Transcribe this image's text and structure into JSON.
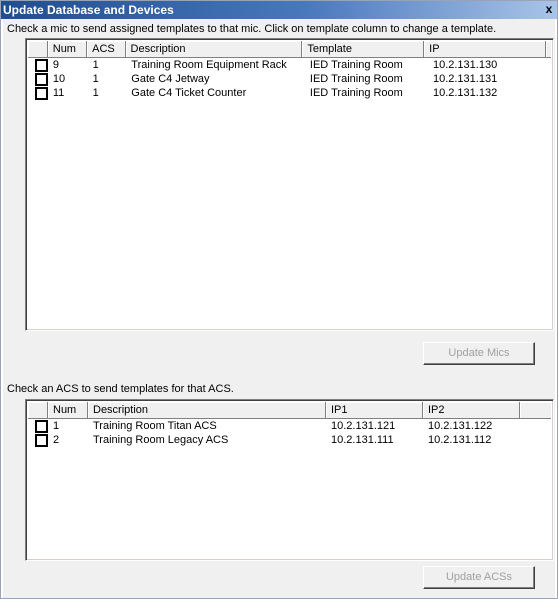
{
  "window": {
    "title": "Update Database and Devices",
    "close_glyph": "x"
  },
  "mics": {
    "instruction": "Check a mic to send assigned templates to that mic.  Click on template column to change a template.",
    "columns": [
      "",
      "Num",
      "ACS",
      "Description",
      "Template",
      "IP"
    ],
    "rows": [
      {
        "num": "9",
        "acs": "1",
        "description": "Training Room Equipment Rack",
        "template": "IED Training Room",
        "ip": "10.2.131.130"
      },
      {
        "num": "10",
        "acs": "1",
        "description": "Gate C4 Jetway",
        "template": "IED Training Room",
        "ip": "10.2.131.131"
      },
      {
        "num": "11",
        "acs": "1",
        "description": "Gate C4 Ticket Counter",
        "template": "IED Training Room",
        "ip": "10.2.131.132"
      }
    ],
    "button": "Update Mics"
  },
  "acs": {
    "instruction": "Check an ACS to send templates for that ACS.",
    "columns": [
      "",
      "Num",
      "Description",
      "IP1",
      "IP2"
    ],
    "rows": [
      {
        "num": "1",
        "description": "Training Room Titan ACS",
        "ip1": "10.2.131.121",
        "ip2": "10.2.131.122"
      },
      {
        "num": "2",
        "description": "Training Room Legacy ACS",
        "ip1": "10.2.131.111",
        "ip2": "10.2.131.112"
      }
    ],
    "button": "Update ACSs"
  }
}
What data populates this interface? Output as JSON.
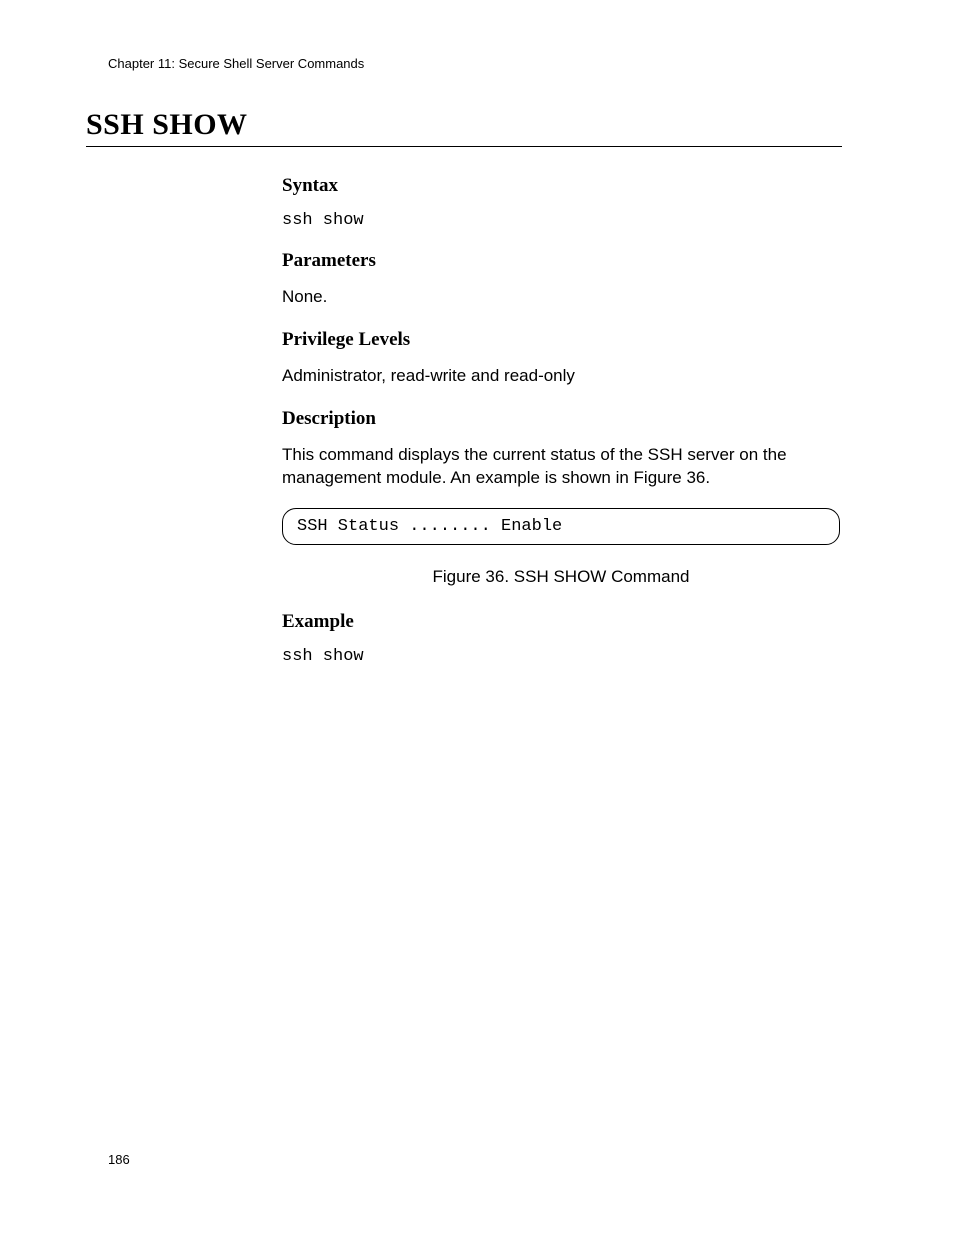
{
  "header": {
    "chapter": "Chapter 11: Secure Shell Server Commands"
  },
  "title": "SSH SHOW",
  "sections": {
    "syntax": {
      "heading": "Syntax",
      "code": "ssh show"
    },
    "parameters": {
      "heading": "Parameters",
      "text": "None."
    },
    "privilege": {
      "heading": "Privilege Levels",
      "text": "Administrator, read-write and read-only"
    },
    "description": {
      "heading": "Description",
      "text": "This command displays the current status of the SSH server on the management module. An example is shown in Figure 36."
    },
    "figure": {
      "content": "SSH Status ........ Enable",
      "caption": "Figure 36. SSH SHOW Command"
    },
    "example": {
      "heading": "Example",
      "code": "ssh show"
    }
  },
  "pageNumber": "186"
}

--------------------

### [Requirement]
Say how many lines include the word "heading"; reply with the number alone.

### [Solution to this problem]
5